Saved entries
———

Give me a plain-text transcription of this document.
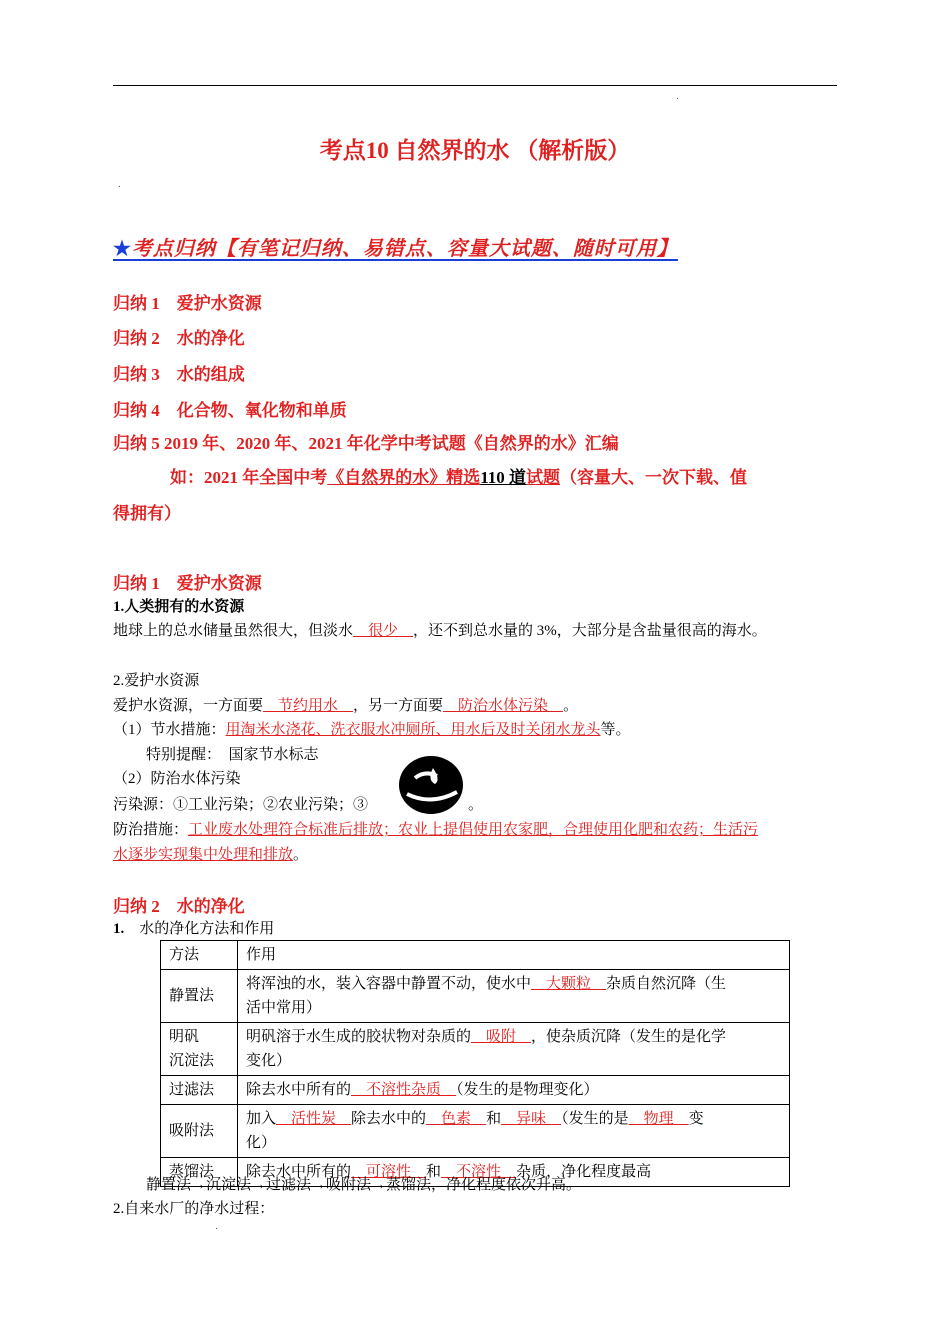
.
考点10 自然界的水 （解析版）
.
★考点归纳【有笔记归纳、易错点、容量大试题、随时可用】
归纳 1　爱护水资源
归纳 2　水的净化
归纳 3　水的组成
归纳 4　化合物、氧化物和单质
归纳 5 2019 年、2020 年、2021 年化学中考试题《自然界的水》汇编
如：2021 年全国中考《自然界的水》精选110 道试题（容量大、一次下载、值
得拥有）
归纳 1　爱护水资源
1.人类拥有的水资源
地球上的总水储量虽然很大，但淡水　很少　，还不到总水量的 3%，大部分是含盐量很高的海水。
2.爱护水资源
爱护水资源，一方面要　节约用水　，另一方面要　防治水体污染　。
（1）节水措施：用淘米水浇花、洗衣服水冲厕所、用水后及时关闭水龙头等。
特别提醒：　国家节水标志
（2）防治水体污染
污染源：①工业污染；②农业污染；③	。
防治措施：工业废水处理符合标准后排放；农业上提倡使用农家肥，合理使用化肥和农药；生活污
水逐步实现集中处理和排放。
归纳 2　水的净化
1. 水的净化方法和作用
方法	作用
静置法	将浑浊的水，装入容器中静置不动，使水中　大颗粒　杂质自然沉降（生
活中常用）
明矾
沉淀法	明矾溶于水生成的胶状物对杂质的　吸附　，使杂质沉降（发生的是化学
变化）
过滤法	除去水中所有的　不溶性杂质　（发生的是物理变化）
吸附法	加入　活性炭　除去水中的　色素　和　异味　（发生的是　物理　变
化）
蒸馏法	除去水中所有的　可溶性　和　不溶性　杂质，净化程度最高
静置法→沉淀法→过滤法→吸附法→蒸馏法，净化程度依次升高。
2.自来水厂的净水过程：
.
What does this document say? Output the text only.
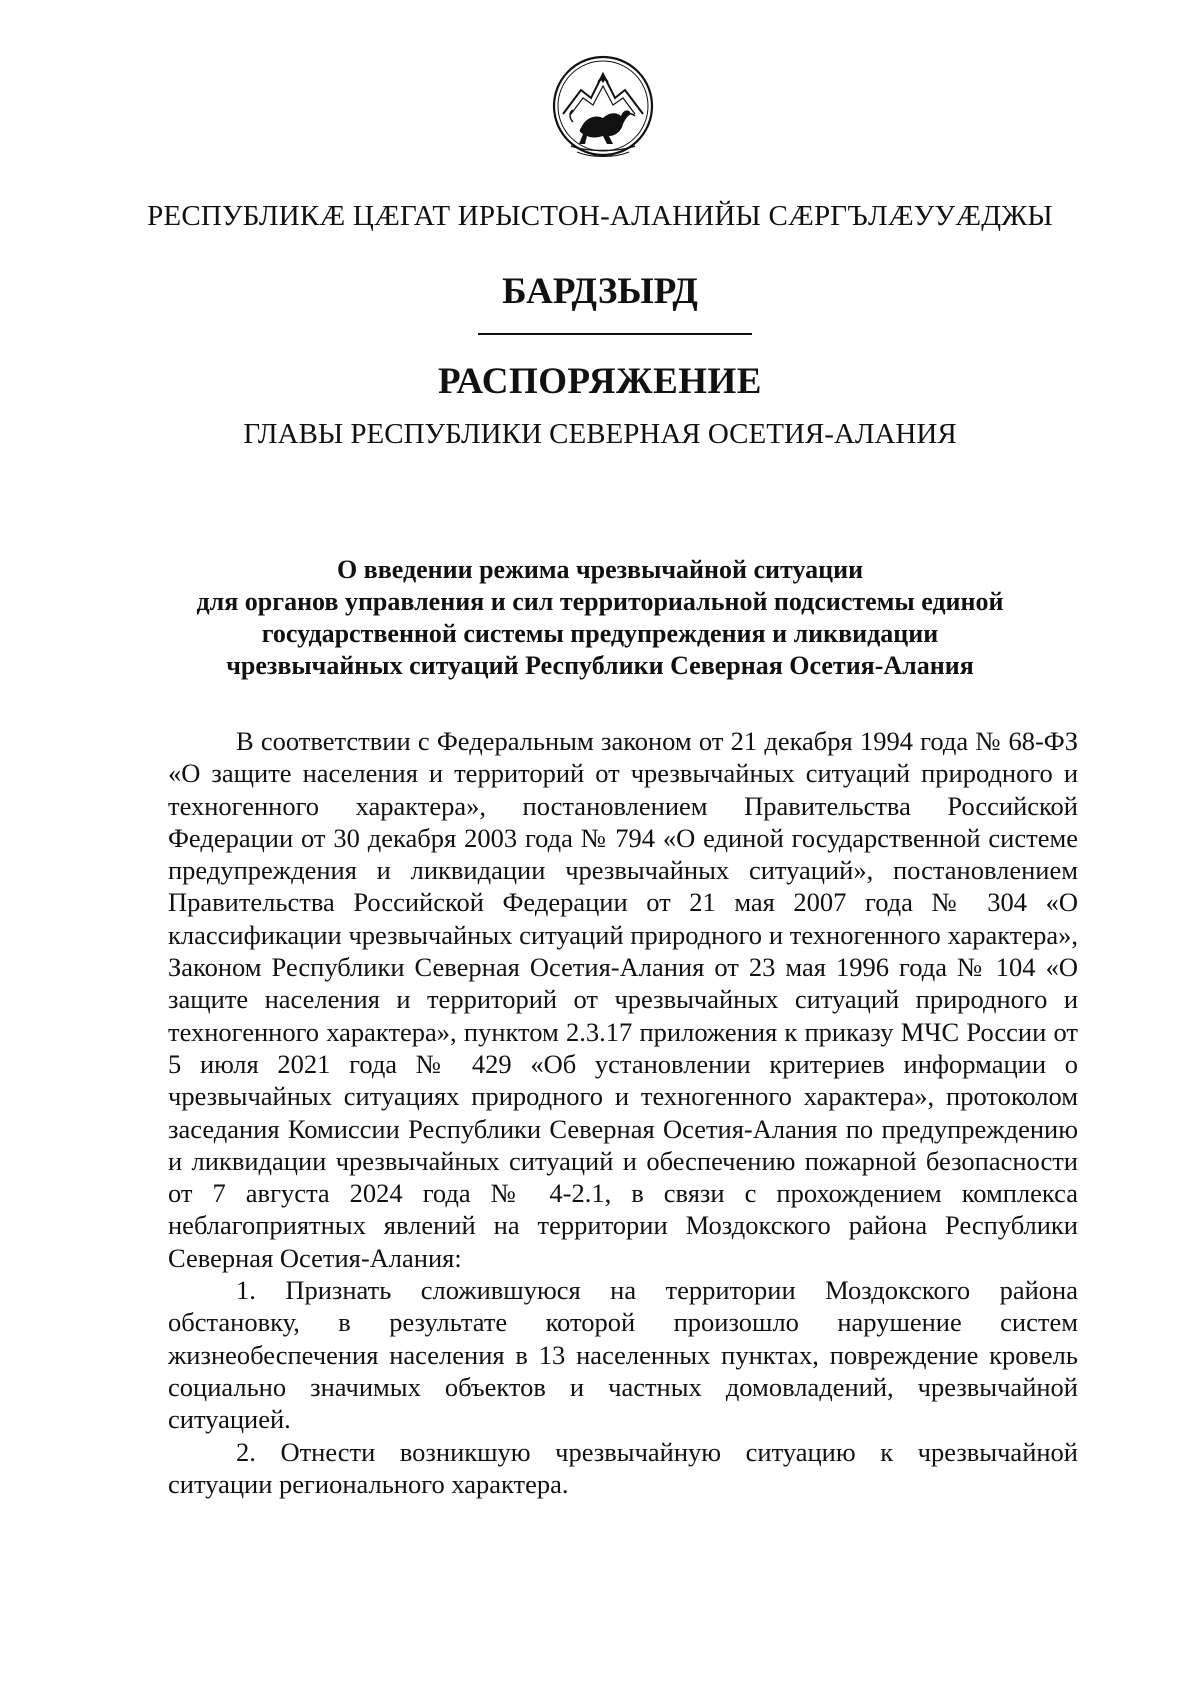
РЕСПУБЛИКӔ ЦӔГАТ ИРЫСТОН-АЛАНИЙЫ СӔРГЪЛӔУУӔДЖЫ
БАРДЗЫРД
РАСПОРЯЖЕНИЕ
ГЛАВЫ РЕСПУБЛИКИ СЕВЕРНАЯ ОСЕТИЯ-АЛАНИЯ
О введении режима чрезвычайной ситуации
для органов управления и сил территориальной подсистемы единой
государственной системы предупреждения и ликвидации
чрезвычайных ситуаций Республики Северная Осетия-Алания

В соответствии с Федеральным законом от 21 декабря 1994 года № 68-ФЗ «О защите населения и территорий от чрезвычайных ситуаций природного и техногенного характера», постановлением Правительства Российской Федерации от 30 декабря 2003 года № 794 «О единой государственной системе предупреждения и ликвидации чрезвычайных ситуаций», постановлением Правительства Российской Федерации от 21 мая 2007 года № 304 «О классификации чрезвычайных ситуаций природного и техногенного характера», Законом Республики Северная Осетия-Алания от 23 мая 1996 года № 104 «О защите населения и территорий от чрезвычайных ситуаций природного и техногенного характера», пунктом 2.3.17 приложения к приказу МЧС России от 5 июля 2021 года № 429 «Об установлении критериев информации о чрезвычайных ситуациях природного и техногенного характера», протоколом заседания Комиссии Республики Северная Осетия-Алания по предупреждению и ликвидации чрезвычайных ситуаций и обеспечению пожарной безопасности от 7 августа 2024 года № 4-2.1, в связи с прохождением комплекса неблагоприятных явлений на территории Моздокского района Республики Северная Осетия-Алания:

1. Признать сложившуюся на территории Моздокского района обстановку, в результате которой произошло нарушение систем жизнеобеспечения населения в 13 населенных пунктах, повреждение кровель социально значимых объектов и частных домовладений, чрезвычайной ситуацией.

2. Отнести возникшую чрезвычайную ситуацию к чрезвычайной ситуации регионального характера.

———

■ **Stated problem**
Nothing but a number is needed here: how many lines hold the string "предупреждения"?

■ **Written solution**
2